Copy each line of the data below exactly, leaving out pictures.
[SOURCE RECORDS start]
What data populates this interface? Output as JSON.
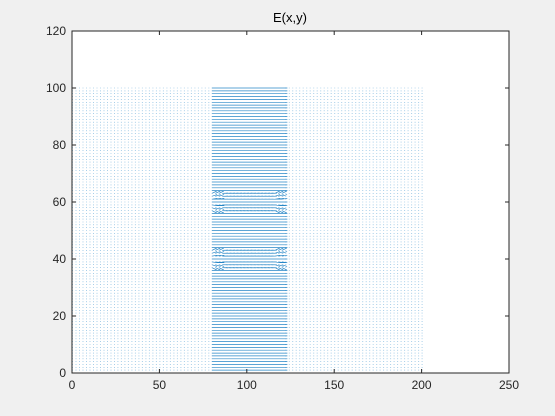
{
  "chart_data": {
    "type": "quiver",
    "title": "E(x,y)",
    "xlabel": "",
    "ylabel": "",
    "xlim": [
      0,
      250
    ],
    "ylim": [
      0,
      120
    ],
    "xticks": [
      "0",
      "50",
      "100",
      "150",
      "200",
      "250"
    ],
    "yticks": [
      "0",
      "20",
      "40",
      "60",
      "80",
      "100",
      "120"
    ],
    "grid": false,
    "legend": "none",
    "field_domain": {
      "x": [
        0,
        200
      ],
      "y": [
        0,
        100
      ]
    },
    "dense_band": {
      "x": [
        80,
        120
      ]
    },
    "disturbance_rows_y": [
      40,
      60
    ],
    "arrow_color": "#0072bd"
  }
}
[SOURCE RECORDS end]
OUTPUT FOR THIS EXERCISE
What data populates this interface? Output as JSON.
{
  "chart_data": {
    "type": "quiver",
    "title": "E(x,y)",
    "xlabel": "",
    "ylabel": "",
    "xlim": [
      0,
      250
    ],
    "ylim": [
      0,
      120
    ],
    "xticks": [
      "0",
      "50",
      "100",
      "150",
      "200",
      "250"
    ],
    "yticks": [
      "0",
      "20",
      "40",
      "60",
      "80",
      "100",
      "120"
    ],
    "grid": false,
    "legend": "none",
    "field_domain": {
      "x": [
        0,
        200
      ],
      "y": [
        0,
        100
      ]
    },
    "dense_band": {
      "x": [
        80,
        120
      ]
    },
    "disturbance_rows_y": [
      40,
      60
    ],
    "arrow_color": "#0072bd"
  }
}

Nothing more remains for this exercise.